◆ **Exercise requirements**:
Repeat the material below exactly, with no pictures.

== == ==

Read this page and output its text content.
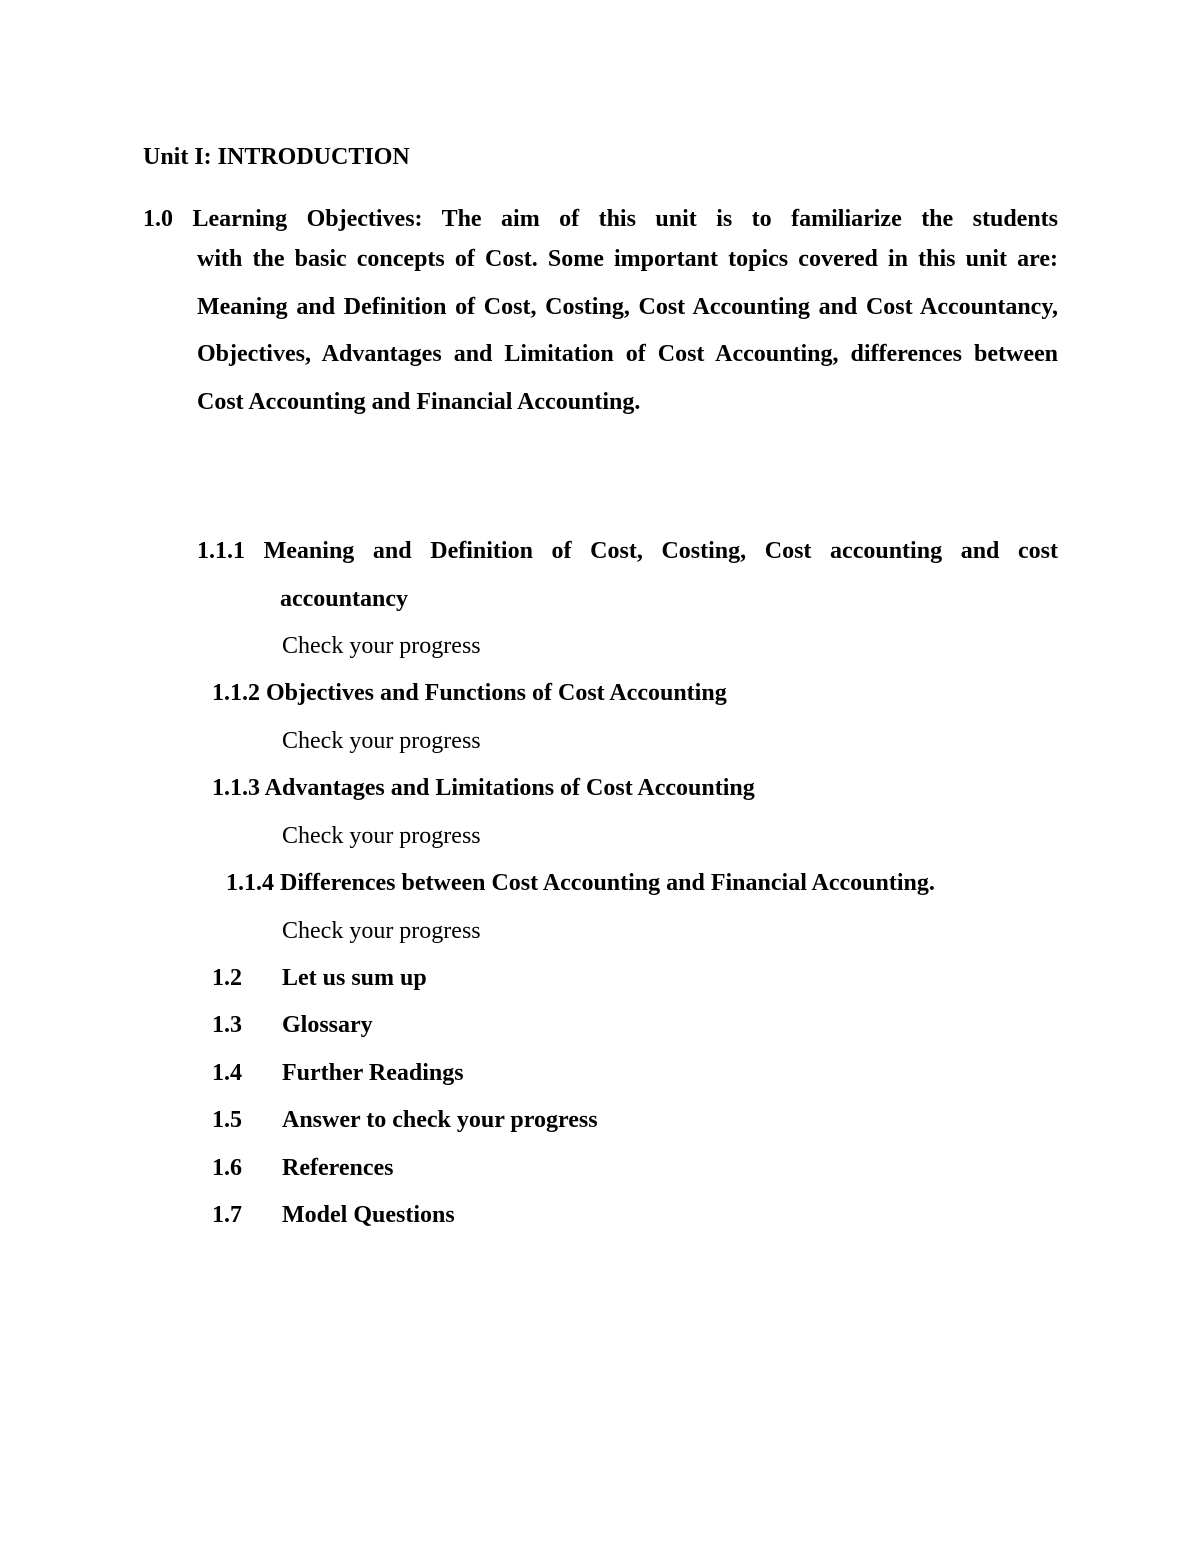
Unit I: INTRODUCTION
1.0 Learning Objectives: The aim of this unit is to familiarize the students
with the basic concepts of Cost. Some important topics covered in this unit are: Meaning and Definition of Cost, Costing, Cost Accounting and Cost Accountancy, Objectives, Advantages and Limitation of Cost Accounting, differences between Cost Accounting and Financial Accounting.
1.1.1 Meaning and Definition of Cost, Costing, Cost accounting and cost
accountancy
Check your progress
1.1.2 Objectives and Functions of Cost Accounting
Check your progress
1.1.3 Advantages and Limitations of Cost Accounting
Check your progress
1.1.4 Differences between Cost Accounting and Financial Accounting.
Check your progress
1.2 Let us sum up
1.3 Glossary
1.4 Further Readings
1.5 Answer to check your progress
1.6 References
1.7 Model Questions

== == ==

◆ **Exercise output**:
Read this page and output its text content.
Unit I: INTRODUCTION
1.0 Learning Objectives: The aim of this unit is to familiarize the students
with the basic concepts of Cost. Some important topics covered in this unit are: Meaning and Definition of Cost, Costing, Cost Accounting and Cost Accountancy, Objectives, Advantages and Limitation of Cost Accounting, differences between Cost Accounting and Financial Accounting.
1.1.1 Meaning and Definition of Cost, Costing, Cost accounting and cost
accountancy
Check your progress
1.1.2 Objectives and Functions of Cost Accounting
Check your progress
1.1.3 Advantages and Limitations of Cost Accounting
Check your progress
1.1.4 Differences between Cost Accounting and Financial Accounting.
Check your progress
1.2 Let us sum up
1.3 Glossary
1.4 Further Readings
1.5 Answer to check your progress
1.6 References
1.7 Model Questions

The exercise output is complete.